# Exercise prompt:
Pick out the lines in the listing below that contain the word "description" and copy them.

Stored data entries:
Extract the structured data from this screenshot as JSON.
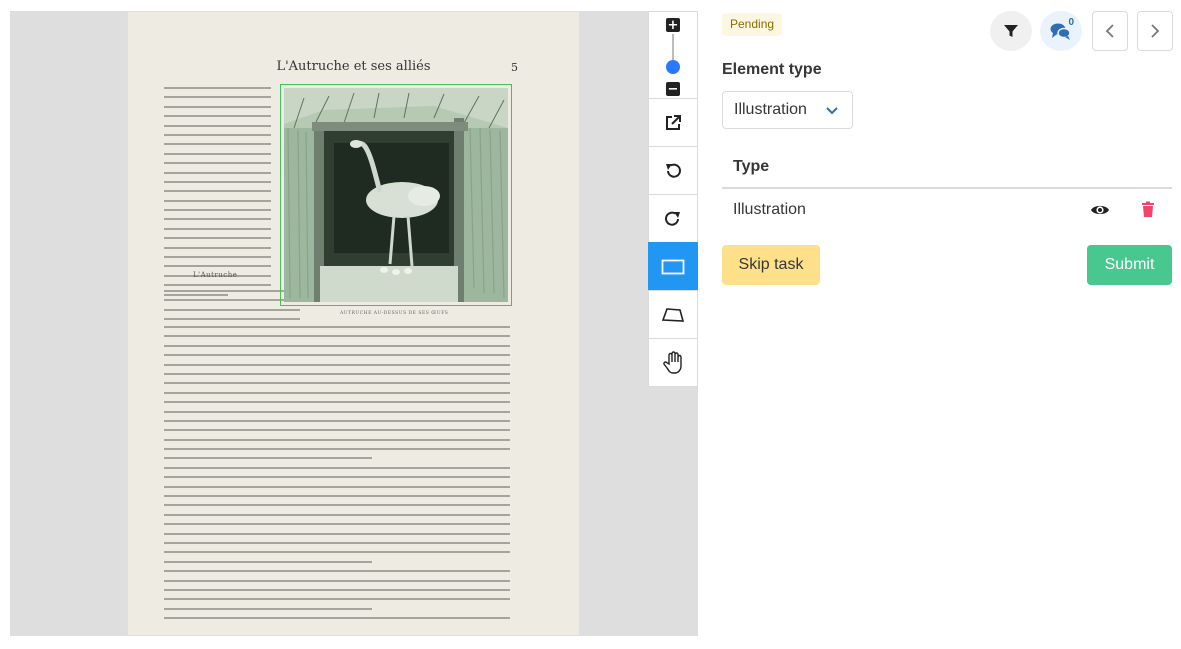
{
  "status": {
    "label": "Pending"
  },
  "header": {
    "filter_icon": "filter-icon",
    "comments_icon": "comments-icon",
    "comments_count": "0",
    "prev_icon": "chevron-left-icon",
    "next_icon": "chevron-right-icon"
  },
  "document": {
    "running_title": "L'Autruche et ses alliés",
    "page_number": "5",
    "subheading": "L'Autruche",
    "caption": "AUTRUCHE AU-DESSUS DE SES ŒUFS"
  },
  "toolbar": {
    "zoom_in": "+",
    "zoom_out": "−",
    "zoom_level": 0.2,
    "tools": [
      "external-link-icon",
      "rotate-left-icon",
      "rotate-right-icon",
      "rectangle-icon",
      "polygon-icon",
      "hand-icon"
    ],
    "active_tool": "rectangle-icon"
  },
  "form": {
    "element_type_label": "Element type",
    "element_type_value": "Illustration",
    "table_header": "Type",
    "rows": [
      {
        "type": "Illustration"
      }
    ]
  },
  "actions": {
    "skip_label": "Skip task",
    "submit_label": "Submit"
  },
  "colors": {
    "accent": "#2196f3",
    "submit": "#48c78e",
    "skip": "#ffe08a",
    "delete": "#f14668",
    "annotation": "#42c35a"
  }
}
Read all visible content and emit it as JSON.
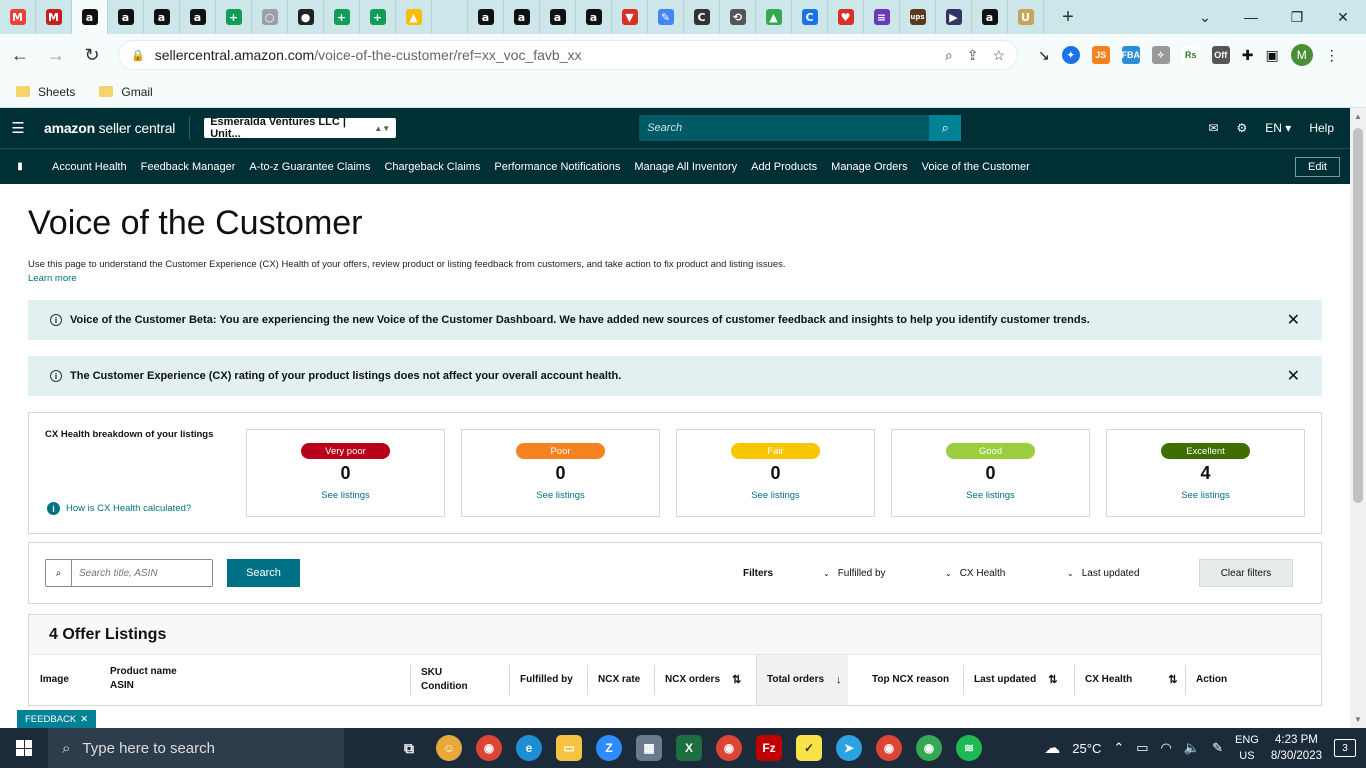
{
  "browser": {
    "tabs": [
      {
        "name": "gmail-tab-1",
        "glyph": "M",
        "color": "#ea4335"
      },
      {
        "name": "gmail-tab-2",
        "glyph": "M",
        "color": "#c5221f"
      },
      {
        "name": "amazon-tab-active",
        "glyph": "a",
        "color": "#111111",
        "active": true
      },
      {
        "name": "amazon-tab-2",
        "glyph": "a",
        "color": "#111111"
      },
      {
        "name": "amazon-tab-3",
        "glyph": "a",
        "color": "#111111"
      },
      {
        "name": "amazon-tab-4",
        "glyph": "a",
        "color": "#111111"
      },
      {
        "name": "sheets-tab-1",
        "glyph": "+",
        "color": "#0f9d58"
      },
      {
        "name": "blank-tab",
        "glyph": "○",
        "color": "#9aa0a6"
      },
      {
        "name": "profile-tab",
        "glyph": "●",
        "color": "#222222"
      },
      {
        "name": "sheets-tab-2",
        "glyph": "+",
        "color": "#0f9d58"
      },
      {
        "name": "sheets-tab-3",
        "glyph": "+",
        "color": "#0f9d58"
      },
      {
        "name": "drive-tab",
        "glyph": "▲",
        "color": "#fbbc04"
      },
      {
        "name": "blank-tab-2",
        "glyph": "",
        "color": "#cde6ea"
      },
      {
        "name": "amazon-tab-5",
        "glyph": "a",
        "color": "#111111"
      },
      {
        "name": "amazon-tab-6",
        "glyph": "a",
        "color": "#111111"
      },
      {
        "name": "amazon-tab-7",
        "glyph": "a",
        "color": "#111111"
      },
      {
        "name": "amazon-tab-8",
        "glyph": "a",
        "color": "#111111"
      },
      {
        "name": "triangle-tab",
        "glyph": "▼",
        "color": "#d93025"
      },
      {
        "name": "paint-tab",
        "glyph": "✎",
        "color": "#4285f4"
      },
      {
        "name": "c-tab",
        "glyph": "C",
        "color": "#333333"
      },
      {
        "name": "history-tab",
        "glyph": "⟲",
        "color": "#555555"
      },
      {
        "name": "drive-tab-2",
        "glyph": "▲",
        "color": "#34a853"
      },
      {
        "name": "c-blue-tab",
        "glyph": "C",
        "color": "#1a73e8"
      },
      {
        "name": "heart-tab",
        "glyph": "♥",
        "color": "#d93025"
      },
      {
        "name": "list-tab",
        "glyph": "≡",
        "color": "#673ab7"
      },
      {
        "name": "ups-tab",
        "glyph": "ups",
        "color": "#5a3a1a"
      },
      {
        "name": "usps-tab",
        "glyph": "▶",
        "color": "#333366"
      },
      {
        "name": "amazon-tab-9",
        "glyph": "a",
        "color": "#111111"
      },
      {
        "name": "uline-tab",
        "glyph": "U",
        "color": "#c8a45a"
      }
    ],
    "url_host": "sellercentral.amazon.com",
    "url_path": "/voice-of-the-customer/ref=xx_voc_favb_xx",
    "bookmarks": [
      "Sheets",
      "Gmail"
    ],
    "profile_initial": "M"
  },
  "header": {
    "logo_bold": "amazon",
    "logo_rest": " seller central",
    "account": "Esmeralda Ventures LLC | Unit...",
    "search_placeholder": "Search",
    "lang": "EN",
    "help": "Help"
  },
  "nav": {
    "links": [
      "Account Health",
      "Feedback Manager",
      "A-to-z Guarantee Claims",
      "Chargeback Claims",
      "Performance Notifications",
      "Manage All Inventory",
      "Add Products",
      "Manage Orders",
      "Voice of the Customer"
    ],
    "edit": "Edit"
  },
  "page": {
    "title": "Voice of the Customer",
    "description": "Use this page to understand the Customer Experience (CX) Health of your offers, review product or listing feedback from customers, and take action to fix product and listing issues.",
    "learn_more": "Learn more",
    "alert1": "Voice of the Customer Beta: You are experiencing the new Voice of the Customer Dashboard. We have added new sources of customer feedback and insights to help you identify customer trends.",
    "alert2": "The Customer Experience (CX) rating of your product listings does not affect your overall account health."
  },
  "cx": {
    "label": "CX Health breakdown of your listings",
    "how": "How is CX Health calculated?",
    "cards": [
      {
        "label": "Very poor",
        "count": "0",
        "link": "See listings",
        "color": "#b7001a"
      },
      {
        "label": "Poor",
        "count": "0",
        "link": "See listings",
        "color": "#f5811f"
      },
      {
        "label": "Fair",
        "count": "0",
        "link": "See listings",
        "color": "#f7c600"
      },
      {
        "label": "Good",
        "count": "0",
        "link": "See listings",
        "color": "#9bce3f"
      },
      {
        "label": "Excellent",
        "count": "4",
        "link": "See listings",
        "color": "#3f6f00"
      }
    ]
  },
  "filters": {
    "search_placeholder": "Search title, ASIN",
    "search_button": "Search",
    "label": "Filters",
    "fulfilled_by": "Fulfilled by",
    "cx_health": "CX Health",
    "last_updated": "Last updated",
    "clear": "Clear filters"
  },
  "listings": {
    "title": "4 Offer Listings",
    "columns": {
      "image": "Image",
      "product_name": "Product name",
      "asin": "ASIN",
      "sku": "SKU",
      "condition": "Condition",
      "fulfilled_by": "Fulfilled by",
      "ncx_rate": "NCX rate",
      "ncx_orders": "NCX orders",
      "total_orders": "Total orders",
      "top_ncx_reason": "Top NCX reason",
      "last_updated": "Last updated",
      "cx_health": "CX Health",
      "action": "Action"
    }
  },
  "feedback": "FEEDBACK",
  "taskbar": {
    "search": "Type here to search",
    "weather": "25°C",
    "lang1": "ENG",
    "lang2": "US",
    "time": "4:23 PM",
    "date": "8/30/2023",
    "notifications": "3"
  }
}
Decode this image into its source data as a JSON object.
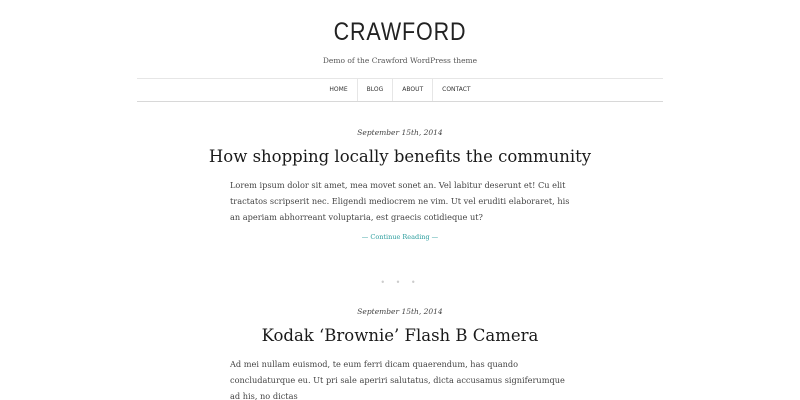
{
  "site": {
    "title": "CRAWFORD",
    "description": "Demo of the Crawford WordPress theme"
  },
  "nav": {
    "items": [
      "HOME",
      "BLOG",
      "ABOUT",
      "CONTACT"
    ]
  },
  "posts": [
    {
      "date": "September 15th, 2014",
      "title": "How shopping locally benefits the community",
      "excerpt": "Lorem ipsum dolor sit amet, mea movet sonet an. Vel labitur deserunt et! Cu elit tractatos scripserit nec. Eligendi mediocrem ne vim. Ut vel eruditi elaboraret, his an aperiam abhorreant voluptaria, est graecis cotidieque ut?",
      "read_more": "— Continue Reading —"
    },
    {
      "date": "September 15th, 2014",
      "title": "Kodak ‘Brownie’ Flash B Camera",
      "excerpt": "Ad mei nullam euismod, te eum ferri dicam quaerendum, has quando concludaturque eu. Ut pri sale aperiri salutatus, dicta accusamus signiferumque ad his, no dictas"
    }
  ],
  "separator": "• • •"
}
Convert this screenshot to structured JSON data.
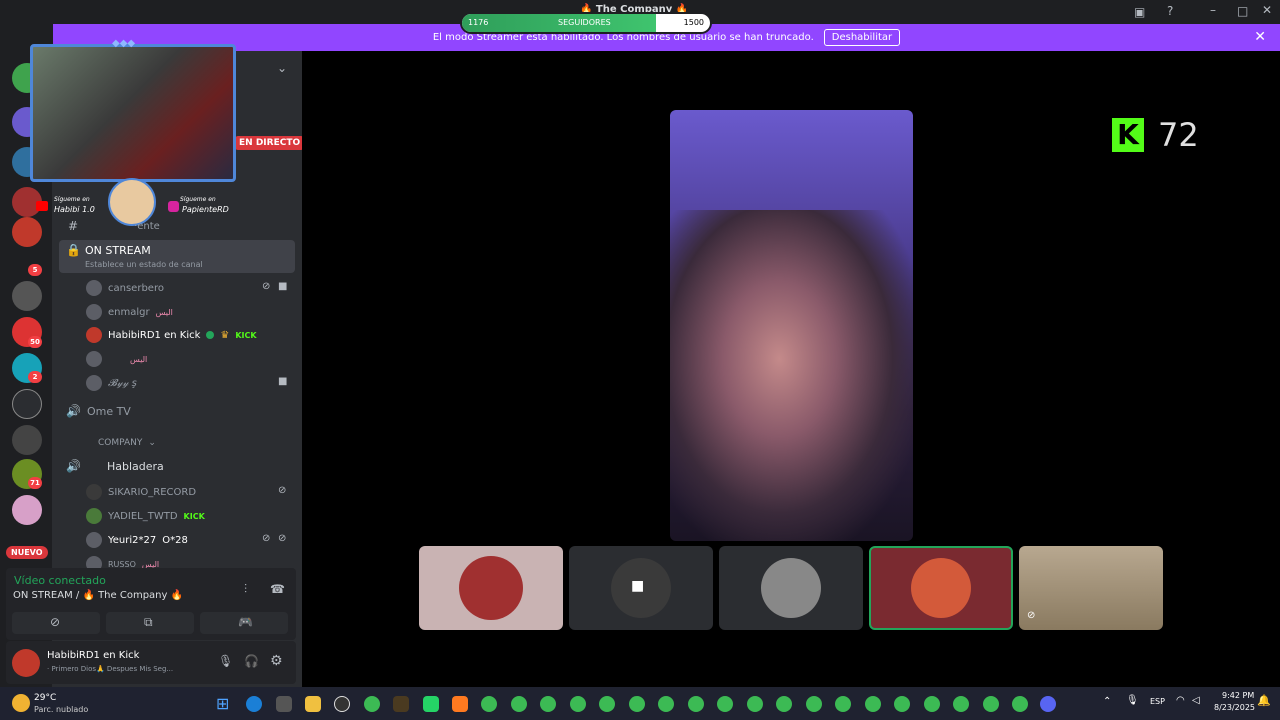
{
  "titlebar": {
    "server_title": "🔥 The Company 🔥",
    "followers": {
      "current": "1176",
      "label": "SEGUIDORES",
      "goal": "1500",
      "progress": 0.784
    },
    "icons": [
      "inbox-icon",
      "help-icon",
      "minimize-icon",
      "maximize-icon",
      "close-icon"
    ]
  },
  "banner": {
    "text": "El modo Streamer está habilitado. Los nombres de usuario se han truncado.",
    "button": "Deshabilitar"
  },
  "overlay": {
    "left_platform": "Sígueme en",
    "left_handle": "Habibi 1.0",
    "right_platform": "Sígueme en",
    "right_handle": "PapienteRD"
  },
  "sidebar": {
    "live_badge": "EN DIRECTO",
    "partial_channel": "·ente",
    "on_stream": {
      "name": "ON STREAM",
      "status": "Establece un estado de canal"
    },
    "members_top": [
      {
        "name": "canserbero",
        "extra": ""
      },
      {
        "name": "enmalgr",
        "extra": "اليس"
      },
      {
        "name": "HabibiRD1 en Kick",
        "extra": "KICK"
      },
      {
        "name": "",
        "extra": "اليس"
      },
      {
        "name": "𝓑𝓎𝓎 ş",
        "extra": ""
      }
    ],
    "voice_channel_1": "Ome TV",
    "category": "COMPANY",
    "voice_channel_2": "Habladera",
    "members_bottom": [
      {
        "name": "SIKARIO_RECORD",
        "extra": ""
      },
      {
        "name": "YADIEL_TWTD",
        "extra": "KICK"
      },
      {
        "name": "Yeuri2*27",
        "extra": "O*28"
      },
      {
        "name": "RUSSO",
        "extra": "اليس"
      }
    ],
    "server_badges": [
      "5",
      "50",
      "2",
      "71"
    ],
    "new_label": "NUEVO"
  },
  "voice": {
    "status": "Vídeo conectado",
    "location": "ON STREAM / 🔥 The Company 🔥"
  },
  "user": {
    "name": "HabibiRD1 en Kick",
    "status": "· Primero Dios🙏 Despues Mis Seg..."
  },
  "stage": {
    "kick_label": "K",
    "kick_count": "72",
    "tiles": [
      "avatar-tile-1",
      "camera-off-tile",
      "avatar-tile-3",
      "selected-tile",
      "room-tile"
    ]
  },
  "taskbar": {
    "weather_temp": "29°C",
    "weather_desc": "Parc. nublado",
    "lang": "ESP",
    "time": "9:42 PM",
    "date": "8/23/2025"
  },
  "colors": {
    "banner": "#9146ff",
    "kick": "#53fc18",
    "live": "#da373c",
    "online": "#23a55a",
    "bg": "#1e1f22",
    "panel": "#2b2d31"
  }
}
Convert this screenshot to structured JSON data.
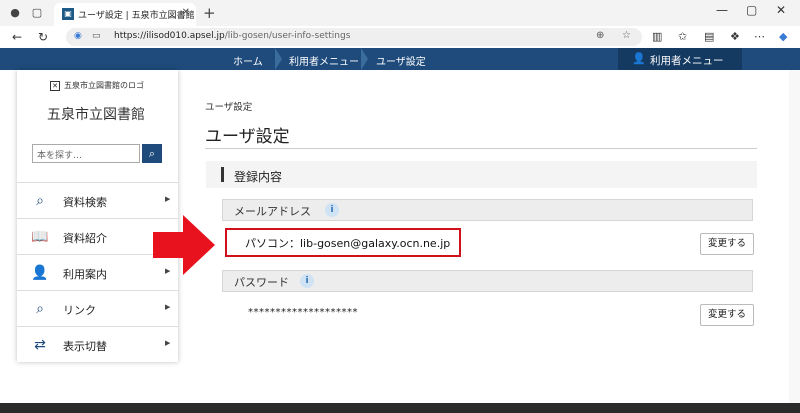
{
  "browser": {
    "tab_title": "ユーザ設定 | 五泉市立図書館",
    "url_host": "https://ilisod010.apsel.jp",
    "url_path": "/lib-gosen/user-info-settings"
  },
  "nav": {
    "breadcrumbs": [
      "ホーム",
      "利用者メニュー",
      "ユーザ設定"
    ],
    "user_menu_label": "利用者メニュー"
  },
  "sidebar": {
    "logo_alt": "五泉市立図書館のロゴ",
    "library_name": "五泉市立図書館",
    "search_placeholder": "本を探す…",
    "items": [
      {
        "label": "資料検索",
        "icon": "book-search-icon"
      },
      {
        "label": "資料紹介",
        "icon": "open-book-icon"
      },
      {
        "label": "利用案内",
        "icon": "person-icon"
      },
      {
        "label": "リンク",
        "icon": "link-icon"
      },
      {
        "label": "表示切替",
        "icon": "switch-arrows-icon"
      }
    ]
  },
  "main": {
    "breadcrumb": "ユーザ設定",
    "title": "ユーザ設定",
    "section_title": "登録内容",
    "email": {
      "label": "メールアドレス",
      "value": "パソコン：lib-gosen@galaxy.ocn.ne.jp",
      "button": "変更する"
    },
    "password": {
      "label": "パスワード",
      "value": "********************",
      "button": "変更する"
    }
  },
  "colors": {
    "brand": "#1e4b7b",
    "highlight": "#d0101b"
  }
}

# Full solution:
    "description": "Use this page to understand the Customer Experience (CX) Health of your offers, review product or listing feedback from customers, and take action to fix product and listing issues.",
    "description": "Demo of the Crawford WordPress theme"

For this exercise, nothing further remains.